Repeat the full listing below verbatim and keep the images out.
***
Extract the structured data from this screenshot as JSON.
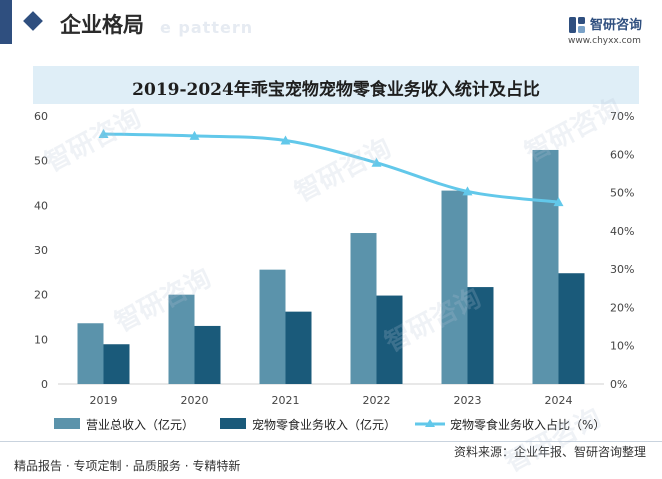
{
  "header": {
    "title": "企业格局",
    "ghost_text": "e pattern",
    "logo_name": "智研咨询",
    "logo_url": "www.chyxx.com"
  },
  "watermark": "智研咨询",
  "colors": {
    "revenue_total": "#5b93ab",
    "pet_snack": "#1a5a7a",
    "share_line": "#62c8ea",
    "title_band": "#dfeef7",
    "brand": "#2f4f7f"
  },
  "chart_data": {
    "type": "bar",
    "title": "2019-2024年乖宝宠物宠物零食业务收入统计及占比",
    "categories": [
      "2019",
      "2020",
      "2021",
      "2022",
      "2023",
      "2024"
    ],
    "series": [
      {
        "name": "营业总收入（亿元）",
        "type": "bar",
        "axis": "left",
        "values": [
          13.6,
          20.0,
          25.6,
          33.8,
          43.3,
          52.4
        ]
      },
      {
        "name": "宠物零食业务收入（亿元）",
        "type": "bar",
        "axis": "left",
        "values": [
          8.9,
          13.0,
          16.2,
          19.8,
          21.7,
          24.8
        ]
      },
      {
        "name": "宠物零食业务收入占比（%）",
        "type": "line",
        "axis": "right",
        "values": [
          65.3,
          64.8,
          63.6,
          57.8,
          50.3,
          47.5
        ]
      }
    ],
    "y_left": {
      "ylim": [
        0,
        60
      ],
      "ticks": [
        "0",
        "10",
        "20",
        "30",
        "40",
        "50",
        "60"
      ]
    },
    "y_right": {
      "ylim": [
        0,
        70
      ],
      "ticks": [
        "0%",
        "10%",
        "20%",
        "30%",
        "40%",
        "50%",
        "60%",
        "70%"
      ]
    },
    "grid": false,
    "legend_position": "bottom"
  },
  "footer": {
    "left": "精品报告 · 专项定制 · 品质服务 · 专精特新",
    "right": "资料来源：企业年报、智研咨询整理"
  }
}
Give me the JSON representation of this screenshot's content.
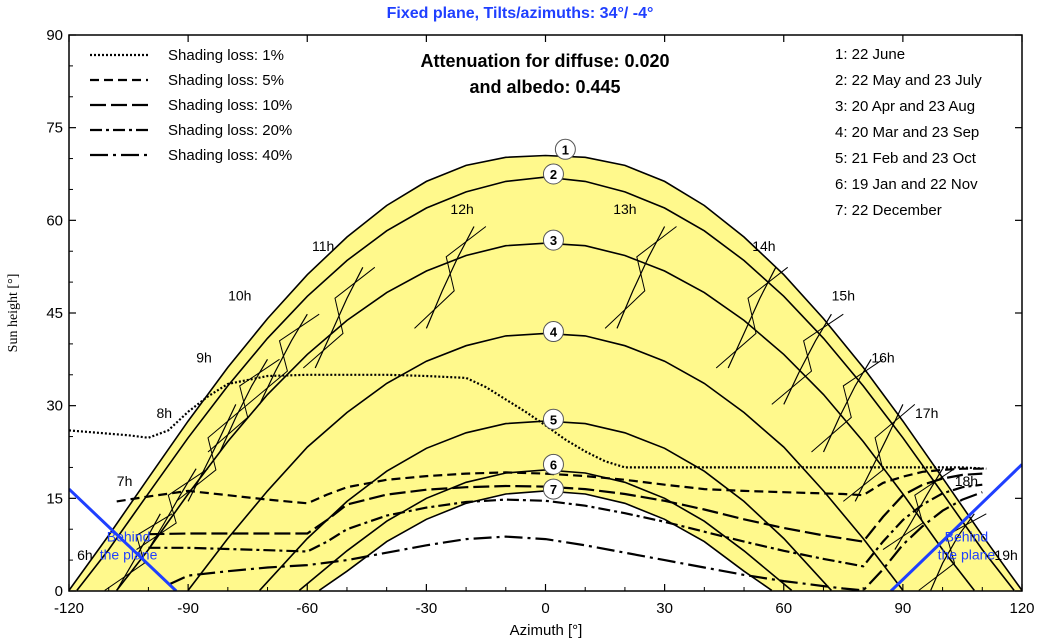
***
■ Answer for this exercise:
Extract the structured data from this screenshot as JSON.
{
  "header": {
    "title": "企业格局",
    "ghost_text": "e pattern",
    "logo_name": "智研咨询",
    "logo_url": "www.chyxx.com"
  },
  "watermark": "智研咨询",
  "colors": {
    "revenue_total": "#5b93ab",
    "pet_snack": "#1a5a7a",
    "share_line": "#62c8ea",
    "title_band": "#dfeef7",
    "brand": "#2f4f7f"
  },
  "chart_data": {
    "type": "bar",
    "title": "2019-2024年乖宝宠物宠物零食业务收入统计及占比",
    "categories": [
      "2019",
      "2020",
      "2021",
      "2022",
      "2023",
      "2024"
    ],
    "series": [
      {
        "name": "营业总收入（亿元）",
        "type": "bar",
        "axis": "left",
        "values": [
          13.6,
          20.0,
          25.6,
          33.8,
          43.3,
          52.4
        ]
      },
      {
        "name": "宠物零食业务收入（亿元）",
        "type": "bar",
        "axis": "left",
        "values": [
          8.9,
          13.0,
          16.2,
          19.8,
          21.7,
          24.8
        ]
      },
      {
        "name": "宠物零食业务收入占比（%）",
        "type": "line",
        "axis": "right",
        "values": [
          65.3,
          64.8,
          63.6,
          57.8,
          50.3,
          47.5
        ]
      }
    ],
    "y_left": {
      "ylim": [
        0,
        60
      ],
      "ticks": [
        "0",
        "10",
        "20",
        "30",
        "40",
        "50",
        "60"
      ]
    },
    "y_right": {
      "ylim": [
        0,
        70
      ],
      "ticks": [
        "0%",
        "10%",
        "20%",
        "30%",
        "40%",
        "50%",
        "60%",
        "70%"
      ]
    },
    "grid": false,
    "legend_position": "bottom"
  },
  "footer": {
    "left": "精品报告 · 专项定制 · 品质服务 · 专精特新",
    "right": "资料来源：企业年报、智研咨询整理"
  }
}
Give me the JSON representation of this screenshot's content.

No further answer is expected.